**Work to complete**
Below are records to be output exactly, every one of them.

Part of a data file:
******

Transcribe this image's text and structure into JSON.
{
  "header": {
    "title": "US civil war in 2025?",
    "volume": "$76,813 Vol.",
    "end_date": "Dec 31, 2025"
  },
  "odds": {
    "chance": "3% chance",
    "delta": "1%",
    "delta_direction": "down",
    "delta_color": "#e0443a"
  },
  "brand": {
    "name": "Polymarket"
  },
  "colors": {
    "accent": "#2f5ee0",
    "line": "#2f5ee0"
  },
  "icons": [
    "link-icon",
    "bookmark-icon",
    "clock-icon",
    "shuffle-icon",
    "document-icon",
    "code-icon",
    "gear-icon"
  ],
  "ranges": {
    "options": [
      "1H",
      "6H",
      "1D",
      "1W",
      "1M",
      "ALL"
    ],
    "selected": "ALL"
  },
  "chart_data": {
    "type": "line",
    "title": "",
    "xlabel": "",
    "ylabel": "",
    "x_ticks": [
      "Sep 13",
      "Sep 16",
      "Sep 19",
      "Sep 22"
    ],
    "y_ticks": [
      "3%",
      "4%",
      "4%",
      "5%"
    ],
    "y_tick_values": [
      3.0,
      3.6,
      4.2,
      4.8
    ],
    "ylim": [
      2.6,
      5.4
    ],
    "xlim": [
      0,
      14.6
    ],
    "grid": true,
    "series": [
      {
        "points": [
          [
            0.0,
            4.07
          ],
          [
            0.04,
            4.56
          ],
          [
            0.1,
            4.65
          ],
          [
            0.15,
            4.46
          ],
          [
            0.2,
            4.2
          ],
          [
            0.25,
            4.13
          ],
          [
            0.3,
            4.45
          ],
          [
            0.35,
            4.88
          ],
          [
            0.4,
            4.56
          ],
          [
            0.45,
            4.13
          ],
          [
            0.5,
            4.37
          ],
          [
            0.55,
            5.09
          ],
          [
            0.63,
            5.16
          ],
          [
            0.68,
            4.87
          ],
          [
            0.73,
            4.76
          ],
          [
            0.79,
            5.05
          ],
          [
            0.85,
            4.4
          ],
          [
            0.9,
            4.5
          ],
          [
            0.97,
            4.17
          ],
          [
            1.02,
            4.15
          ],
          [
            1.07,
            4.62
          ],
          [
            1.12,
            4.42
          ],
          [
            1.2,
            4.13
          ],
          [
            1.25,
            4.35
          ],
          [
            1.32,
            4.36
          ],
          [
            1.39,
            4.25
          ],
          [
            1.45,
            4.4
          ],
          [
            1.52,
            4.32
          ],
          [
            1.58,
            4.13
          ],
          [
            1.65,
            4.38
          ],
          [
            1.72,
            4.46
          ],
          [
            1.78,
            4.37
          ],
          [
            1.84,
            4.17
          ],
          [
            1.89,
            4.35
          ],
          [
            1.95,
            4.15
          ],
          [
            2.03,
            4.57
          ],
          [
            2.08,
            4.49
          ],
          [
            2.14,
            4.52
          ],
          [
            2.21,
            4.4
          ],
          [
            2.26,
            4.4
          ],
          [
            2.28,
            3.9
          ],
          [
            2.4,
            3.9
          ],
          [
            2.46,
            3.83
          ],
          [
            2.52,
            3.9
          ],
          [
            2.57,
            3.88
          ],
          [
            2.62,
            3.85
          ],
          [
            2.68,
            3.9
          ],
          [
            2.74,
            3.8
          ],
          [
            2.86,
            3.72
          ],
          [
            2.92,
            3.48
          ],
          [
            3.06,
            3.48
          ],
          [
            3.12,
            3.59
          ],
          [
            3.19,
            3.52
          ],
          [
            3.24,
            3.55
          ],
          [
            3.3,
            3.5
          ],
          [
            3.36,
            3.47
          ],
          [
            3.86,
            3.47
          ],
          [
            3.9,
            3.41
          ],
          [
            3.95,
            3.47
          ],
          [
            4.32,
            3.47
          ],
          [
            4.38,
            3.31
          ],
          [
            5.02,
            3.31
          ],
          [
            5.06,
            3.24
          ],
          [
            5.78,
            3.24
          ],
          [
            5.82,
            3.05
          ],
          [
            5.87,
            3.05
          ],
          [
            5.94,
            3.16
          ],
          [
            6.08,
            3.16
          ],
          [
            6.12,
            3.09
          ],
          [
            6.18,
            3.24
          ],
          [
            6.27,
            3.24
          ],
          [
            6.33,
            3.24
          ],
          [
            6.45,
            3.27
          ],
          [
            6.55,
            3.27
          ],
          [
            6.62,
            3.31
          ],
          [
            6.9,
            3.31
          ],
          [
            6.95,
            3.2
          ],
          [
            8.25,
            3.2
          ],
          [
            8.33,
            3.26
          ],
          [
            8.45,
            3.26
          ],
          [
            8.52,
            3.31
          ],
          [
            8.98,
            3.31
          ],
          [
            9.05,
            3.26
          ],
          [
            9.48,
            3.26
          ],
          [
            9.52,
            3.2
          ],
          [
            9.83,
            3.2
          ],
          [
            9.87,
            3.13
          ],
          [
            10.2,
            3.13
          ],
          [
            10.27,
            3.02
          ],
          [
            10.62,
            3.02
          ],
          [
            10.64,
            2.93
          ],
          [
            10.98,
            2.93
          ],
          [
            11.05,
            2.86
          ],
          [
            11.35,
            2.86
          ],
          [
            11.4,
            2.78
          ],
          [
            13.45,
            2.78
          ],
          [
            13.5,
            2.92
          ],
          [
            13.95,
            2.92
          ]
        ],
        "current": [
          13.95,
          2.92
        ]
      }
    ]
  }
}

******

**Result of the exercise**
Transcribe this image's text and structure into JSON.
{
  "header": {
    "title": "US civil war in 2025?",
    "volume": "$76,813 Vol.",
    "end_date": "Dec 31, 2025"
  },
  "odds": {
    "chance": "3% chance",
    "delta": "1%",
    "delta_direction": "down",
    "delta_color": "#e0443a"
  },
  "brand": {
    "name": "Polymarket"
  },
  "colors": {
    "accent": "#2f5ee0",
    "line": "#2f5ee0"
  },
  "icons": [
    "link-icon",
    "bookmark-icon",
    "clock-icon",
    "shuffle-icon",
    "document-icon",
    "code-icon",
    "gear-icon"
  ],
  "ranges": {
    "options": [
      "1H",
      "6H",
      "1D",
      "1W",
      "1M",
      "ALL"
    ],
    "selected": "ALL"
  },
  "chart_data": {
    "type": "line",
    "title": "",
    "xlabel": "",
    "ylabel": "",
    "x_ticks": [
      "Sep 13",
      "Sep 16",
      "Sep 19",
      "Sep 22"
    ],
    "y_ticks": [
      "3%",
      "4%",
      "4%",
      "5%"
    ],
    "y_tick_values": [
      3.0,
      3.6,
      4.2,
      4.8
    ],
    "ylim": [
      2.6,
      5.4
    ],
    "xlim": [
      0,
      14.6
    ],
    "grid": true,
    "series": [
      {
        "points": [
          [
            0.0,
            4.07
          ],
          [
            0.04,
            4.56
          ],
          [
            0.1,
            4.65
          ],
          [
            0.15,
            4.46
          ],
          [
            0.2,
            4.2
          ],
          [
            0.25,
            4.13
          ],
          [
            0.3,
            4.45
          ],
          [
            0.35,
            4.88
          ],
          [
            0.4,
            4.56
          ],
          [
            0.45,
            4.13
          ],
          [
            0.5,
            4.37
          ],
          [
            0.55,
            5.09
          ],
          [
            0.63,
            5.16
          ],
          [
            0.68,
            4.87
          ],
          [
            0.73,
            4.76
          ],
          [
            0.79,
            5.05
          ],
          [
            0.85,
            4.4
          ],
          [
            0.9,
            4.5
          ],
          [
            0.97,
            4.17
          ],
          [
            1.02,
            4.15
          ],
          [
            1.07,
            4.62
          ],
          [
            1.12,
            4.42
          ],
          [
            1.2,
            4.13
          ],
          [
            1.25,
            4.35
          ],
          [
            1.32,
            4.36
          ],
          [
            1.39,
            4.25
          ],
          [
            1.45,
            4.4
          ],
          [
            1.52,
            4.32
          ],
          [
            1.58,
            4.13
          ],
          [
            1.65,
            4.38
          ],
          [
            1.72,
            4.46
          ],
          [
            1.78,
            4.37
          ],
          [
            1.84,
            4.17
          ],
          [
            1.89,
            4.35
          ],
          [
            1.95,
            4.15
          ],
          [
            2.03,
            4.57
          ],
          [
            2.08,
            4.49
          ],
          [
            2.14,
            4.52
          ],
          [
            2.21,
            4.4
          ],
          [
            2.26,
            4.4
          ],
          [
            2.28,
            3.9
          ],
          [
            2.4,
            3.9
          ],
          [
            2.46,
            3.83
          ],
          [
            2.52,
            3.9
          ],
          [
            2.57,
            3.88
          ],
          [
            2.62,
            3.85
          ],
          [
            2.68,
            3.9
          ],
          [
            2.74,
            3.8
          ],
          [
            2.86,
            3.72
          ],
          [
            2.92,
            3.48
          ],
          [
            3.06,
            3.48
          ],
          [
            3.12,
            3.59
          ],
          [
            3.19,
            3.52
          ],
          [
            3.24,
            3.55
          ],
          [
            3.3,
            3.5
          ],
          [
            3.36,
            3.47
          ],
          [
            3.86,
            3.47
          ],
          [
            3.9,
            3.41
          ],
          [
            3.95,
            3.47
          ],
          [
            4.32,
            3.47
          ],
          [
            4.38,
            3.31
          ],
          [
            5.02,
            3.31
          ],
          [
            5.06,
            3.24
          ],
          [
            5.78,
            3.24
          ],
          [
            5.82,
            3.05
          ],
          [
            5.87,
            3.05
          ],
          [
            5.94,
            3.16
          ],
          [
            6.08,
            3.16
          ],
          [
            6.12,
            3.09
          ],
          [
            6.18,
            3.24
          ],
          [
            6.27,
            3.24
          ],
          [
            6.33,
            3.24
          ],
          [
            6.45,
            3.27
          ],
          [
            6.55,
            3.27
          ],
          [
            6.62,
            3.31
          ],
          [
            6.9,
            3.31
          ],
          [
            6.95,
            3.2
          ],
          [
            8.25,
            3.2
          ],
          [
            8.33,
            3.26
          ],
          [
            8.45,
            3.26
          ],
          [
            8.52,
            3.31
          ],
          [
            8.98,
            3.31
          ],
          [
            9.05,
            3.26
          ],
          [
            9.48,
            3.26
          ],
          [
            9.52,
            3.2
          ],
          [
            9.83,
            3.2
          ],
          [
            9.87,
            3.13
          ],
          [
            10.2,
            3.13
          ],
          [
            10.27,
            3.02
          ],
          [
            10.62,
            3.02
          ],
          [
            10.64,
            2.93
          ],
          [
            10.98,
            2.93
          ],
          [
            11.05,
            2.86
          ],
          [
            11.35,
            2.86
          ],
          [
            11.4,
            2.78
          ],
          [
            13.45,
            2.78
          ],
          [
            13.5,
            2.92
          ],
          [
            13.95,
            2.92
          ]
        ],
        "current": [
          13.95,
          2.92
        ]
      }
    ]
  }
}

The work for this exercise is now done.